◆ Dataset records

____________________

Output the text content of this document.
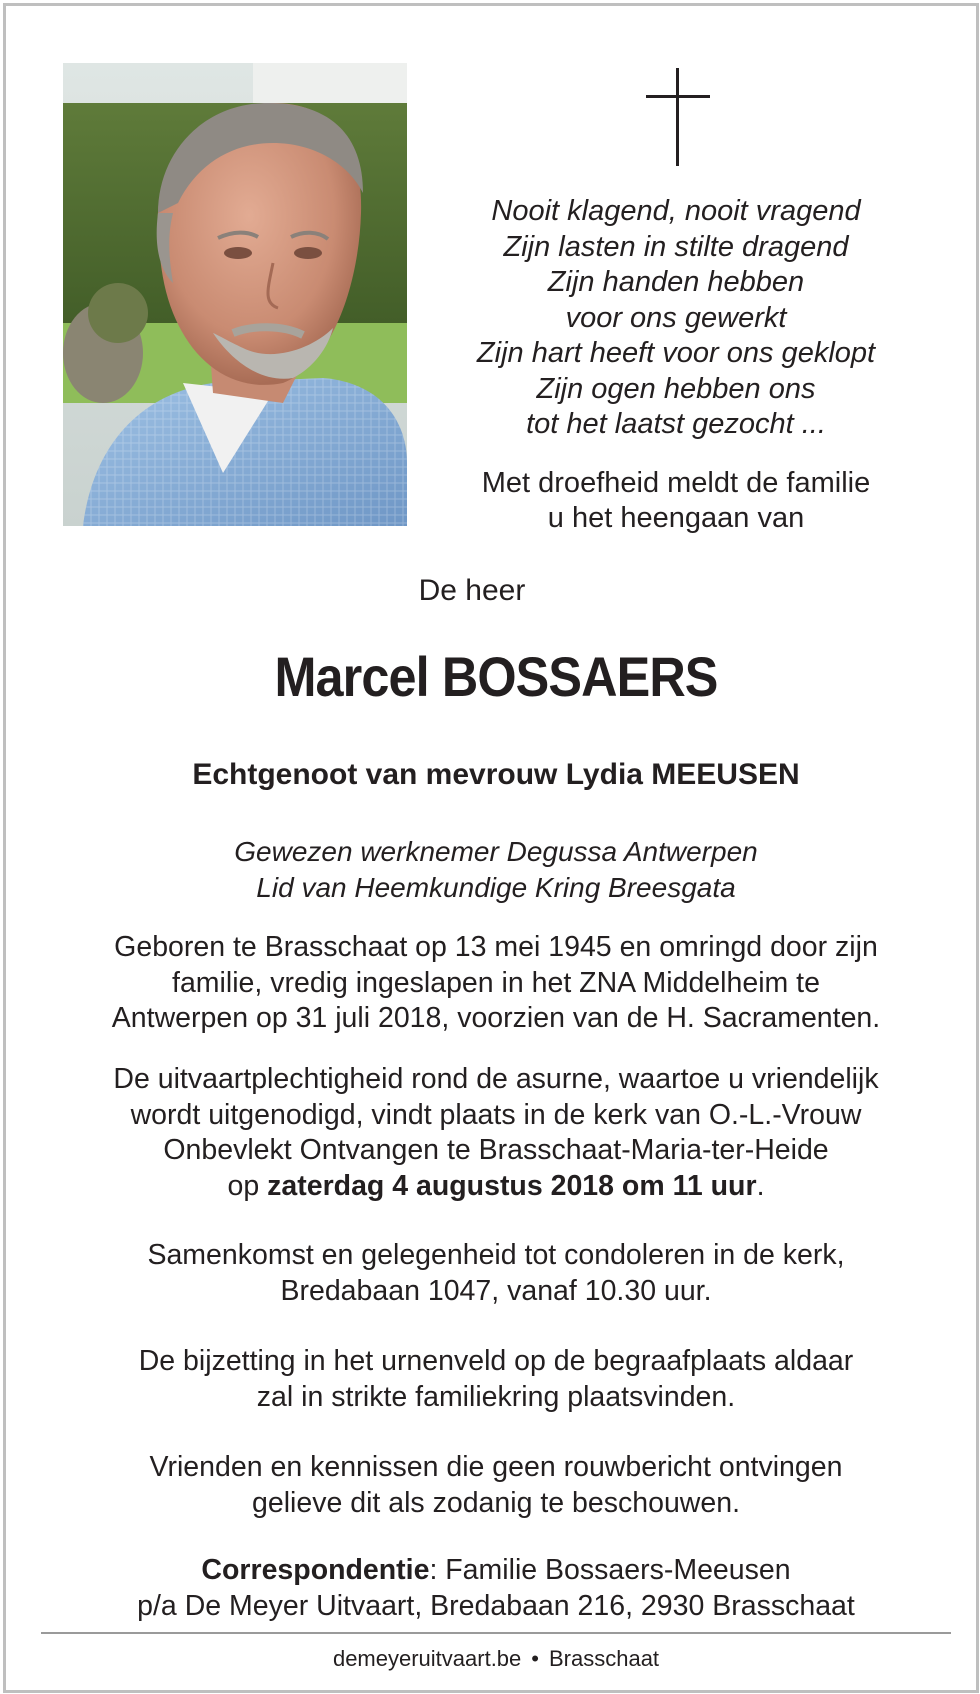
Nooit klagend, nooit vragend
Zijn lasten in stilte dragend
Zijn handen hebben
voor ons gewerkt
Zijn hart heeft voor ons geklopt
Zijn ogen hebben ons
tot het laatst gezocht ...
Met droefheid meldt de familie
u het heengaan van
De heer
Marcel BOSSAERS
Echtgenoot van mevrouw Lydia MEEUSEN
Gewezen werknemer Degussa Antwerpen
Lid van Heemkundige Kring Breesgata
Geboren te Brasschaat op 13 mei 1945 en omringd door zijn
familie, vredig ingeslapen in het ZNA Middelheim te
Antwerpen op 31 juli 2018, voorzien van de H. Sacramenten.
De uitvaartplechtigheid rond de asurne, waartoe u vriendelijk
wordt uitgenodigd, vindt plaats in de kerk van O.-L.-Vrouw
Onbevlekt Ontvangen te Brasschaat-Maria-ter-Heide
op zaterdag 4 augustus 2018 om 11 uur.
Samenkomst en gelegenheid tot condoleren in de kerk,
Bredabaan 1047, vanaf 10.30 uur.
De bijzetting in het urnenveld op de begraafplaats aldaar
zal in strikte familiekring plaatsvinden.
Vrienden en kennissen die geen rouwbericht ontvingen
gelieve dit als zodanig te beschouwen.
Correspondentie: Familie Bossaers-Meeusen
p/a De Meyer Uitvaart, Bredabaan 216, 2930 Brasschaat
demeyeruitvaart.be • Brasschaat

____________________

Every record above should come back exactly, but without its pictures.

◆ RESPONSE BELOW
Output the text content of this document.
Nooit klagend, nooit vragend
Zijn lasten in stilte dragend
Zijn handen hebben
voor ons gewerkt
Zijn hart heeft voor ons geklopt
Zijn ogen hebben ons
tot het laatst gezocht ...
Met droefheid meldt de familie
u het heengaan van
De heer
Marcel BOSSAERS
Echtgenoot van mevrouw Lydia MEEUSEN
Gewezen werknemer Degussa Antwerpen
Lid van Heemkundige Kring Breesgata
Geboren te Brasschaat op 13 mei 1945 en omringd door zijn
familie, vredig ingeslapen in het ZNA Middelheim te
Antwerpen op 31 juli 2018, voorzien van de H. Sacramenten.
De uitvaartplechtigheid rond de asurne, waartoe u vriendelijk
wordt uitgenodigd, vindt plaats in de kerk van O.-L.-Vrouw
Onbevlekt Ontvangen te Brasschaat-Maria-ter-Heide
op zaterdag 4 augustus 2018 om 11 uur.
Samenkomst en gelegenheid tot condoleren in de kerk,
Bredabaan 1047, vanaf 10.30 uur.
De bijzetting in het urnenveld op de begraafplaats aldaar
zal in strikte familiekring plaatsvinden.
Vrienden en kennissen die geen rouwbericht ontvingen
gelieve dit als zodanig te beschouwen.
Correspondentie: Familie Bossaers-Meeusen
p/a De Meyer Uitvaart, Bredabaan 216, 2930 Brasschaat
demeyeruitvaart.be • Brasschaat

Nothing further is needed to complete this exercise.